§ **WORK TO DO**: Return every line of the records below verbatim, with no pictures in the copy.
# EXCERPTED DATA start
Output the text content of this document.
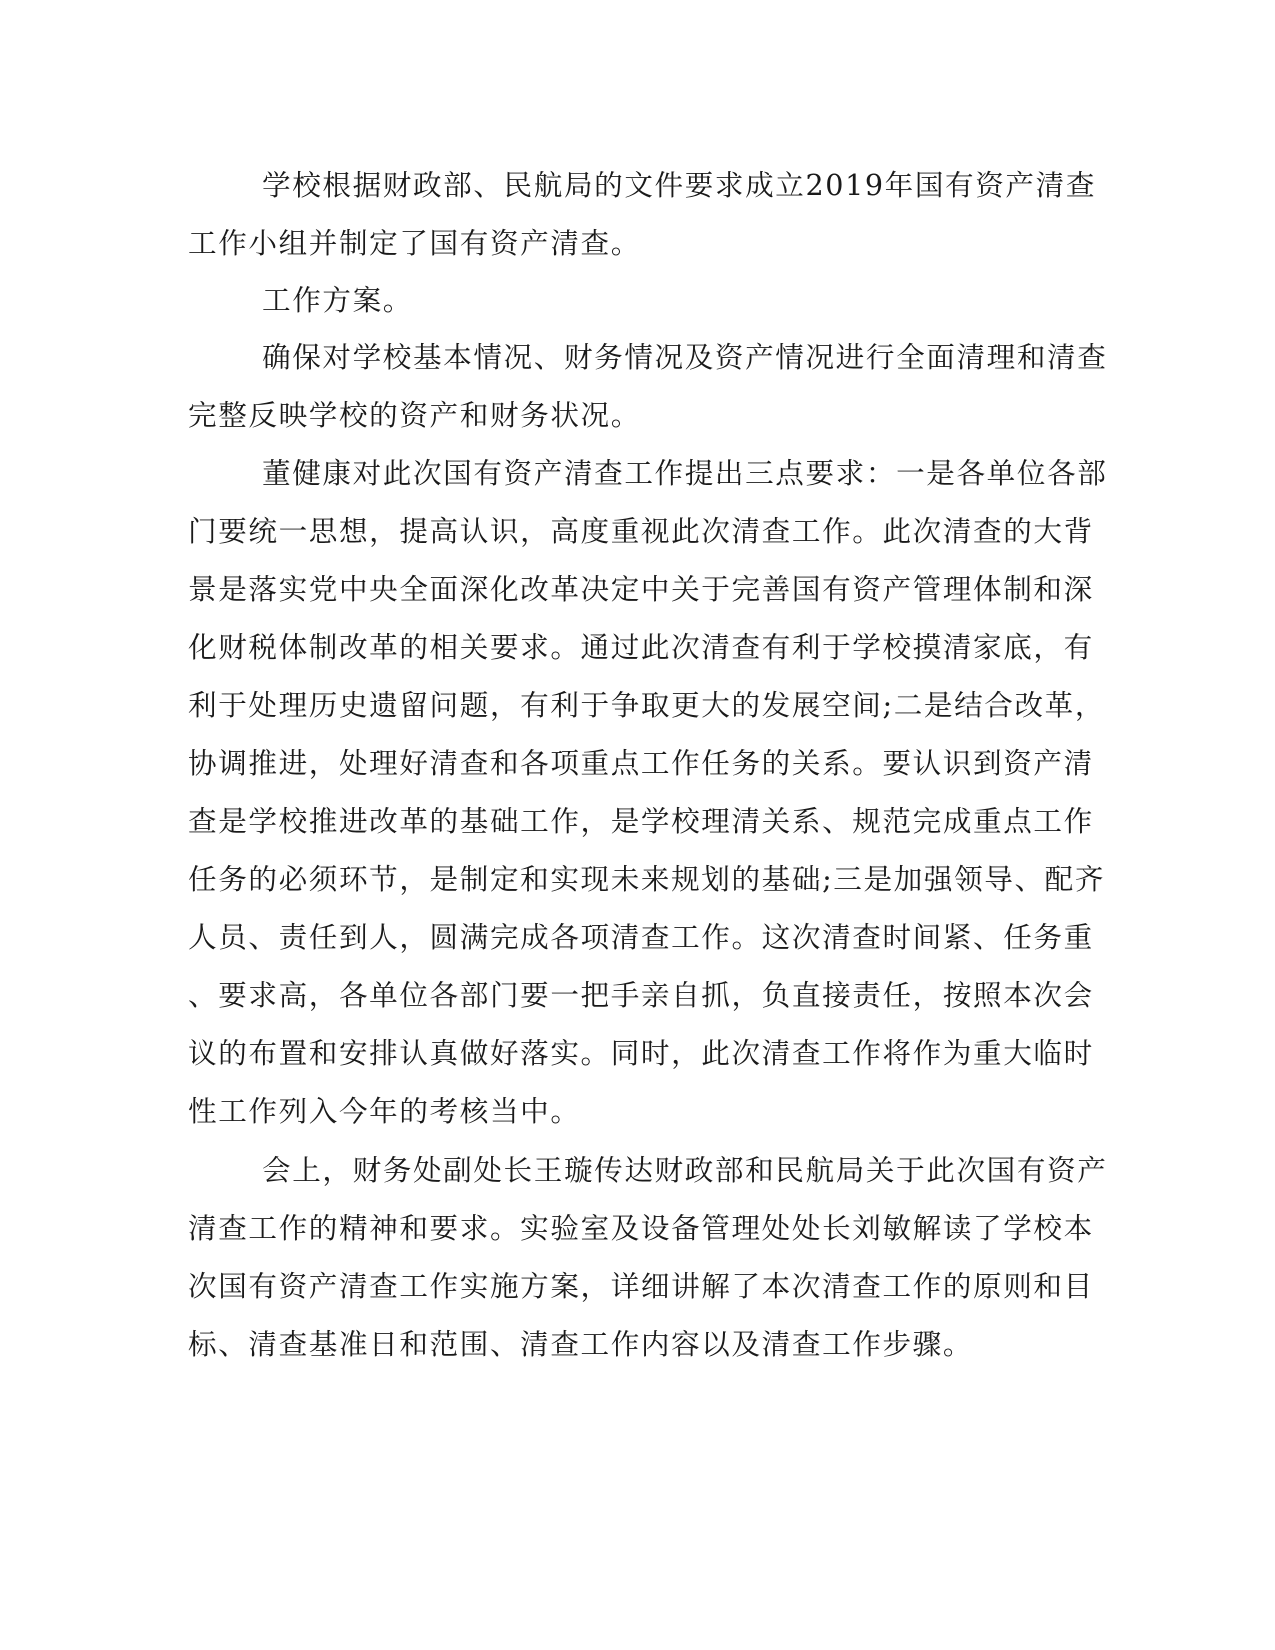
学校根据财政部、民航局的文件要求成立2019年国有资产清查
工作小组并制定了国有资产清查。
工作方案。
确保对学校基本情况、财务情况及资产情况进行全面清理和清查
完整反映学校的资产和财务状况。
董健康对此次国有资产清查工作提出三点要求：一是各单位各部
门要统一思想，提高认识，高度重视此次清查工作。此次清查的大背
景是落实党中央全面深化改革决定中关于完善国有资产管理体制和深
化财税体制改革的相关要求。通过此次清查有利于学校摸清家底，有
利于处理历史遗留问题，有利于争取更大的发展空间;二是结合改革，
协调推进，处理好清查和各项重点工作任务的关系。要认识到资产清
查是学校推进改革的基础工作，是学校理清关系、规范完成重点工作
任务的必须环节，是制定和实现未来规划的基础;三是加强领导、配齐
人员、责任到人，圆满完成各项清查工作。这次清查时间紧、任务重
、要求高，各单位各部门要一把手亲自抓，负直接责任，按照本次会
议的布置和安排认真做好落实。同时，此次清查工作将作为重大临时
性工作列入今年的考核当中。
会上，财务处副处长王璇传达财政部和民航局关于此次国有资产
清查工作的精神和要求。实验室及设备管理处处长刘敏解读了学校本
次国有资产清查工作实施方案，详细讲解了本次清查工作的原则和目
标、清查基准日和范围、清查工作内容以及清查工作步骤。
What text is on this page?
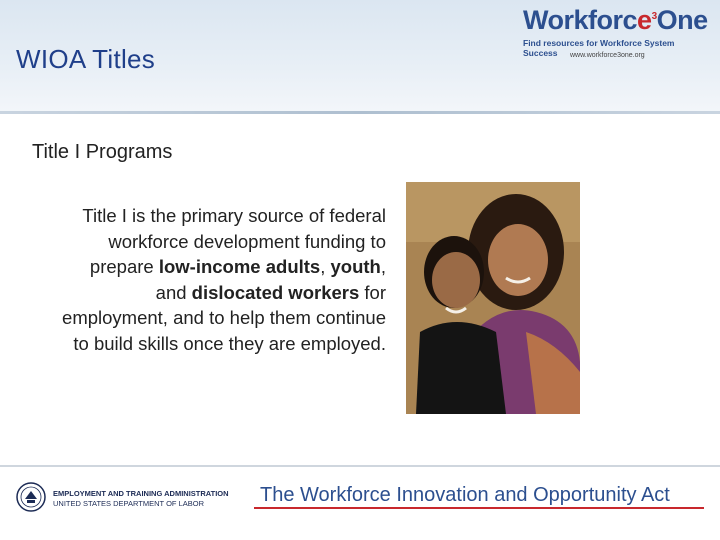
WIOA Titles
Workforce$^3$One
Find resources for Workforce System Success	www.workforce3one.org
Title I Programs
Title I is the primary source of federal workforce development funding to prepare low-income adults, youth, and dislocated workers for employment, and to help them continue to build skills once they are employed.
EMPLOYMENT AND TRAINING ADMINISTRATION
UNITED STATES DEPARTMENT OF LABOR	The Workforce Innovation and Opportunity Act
# EXCERPTED DATA end
§ **ANSWER FOR THE TASK**:
Output the text content of this document.
学校根据财政部、民航局的文件要求成立2019年国有资产清查
工作小组并制定了国有资产清查。
工作方案。
确保对学校基本情况、财务情况及资产情况进行全面清理和清查
完整反映学校的资产和财务状况。
董健康对此次国有资产清查工作提出三点要求：一是各单位各部
门要统一思想，提高认识，高度重视此次清查工作。此次清查的大背
景是落实党中央全面深化改革决定中关于完善国有资产管理体制和深
化财税体制改革的相关要求。通过此次清查有利于学校摸清家底，有
利于处理历史遗留问题，有利于争取更大的发展空间;二是结合改革，
协调推进，处理好清查和各项重点工作任务的关系。要认识到资产清
查是学校推进改革的基础工作，是学校理清关系、规范完成重点工作
任务的必须环节，是制定和实现未来规划的基础;三是加强领导、配齐
人员、责任到人，圆满完成各项清查工作。这次清查时间紧、任务重
、要求高，各单位各部门要一把手亲自抓，负直接责任，按照本次会
议的布置和安排认真做好落实。同时，此次清查工作将作为重大临时
性工作列入今年的考核当中。
会上，财务处副处长王璇传达财政部和民航局关于此次国有资产
清查工作的精神和要求。实验室及设备管理处处长刘敏解读了学校本
次国有资产清查工作实施方案，详细讲解了本次清查工作的原则和目
标、清查基准日和范围、清查工作内容以及清查工作步骤。
What text is on this page?
WIOA Titles
Workforce$^3$One
Find resources for Workforce System Success	www.workforce3one.org
Title I Programs
Title I is the primary source of federal workforce development funding to prepare low-income adults, youth, and dislocated workers for employment, and to help them continue to build skills once they are employed.
EMPLOYMENT AND TRAINING ADMINISTRATION
UNITED STATES DEPARTMENT OF LABOR	The Workforce Innovation and Opportunity Act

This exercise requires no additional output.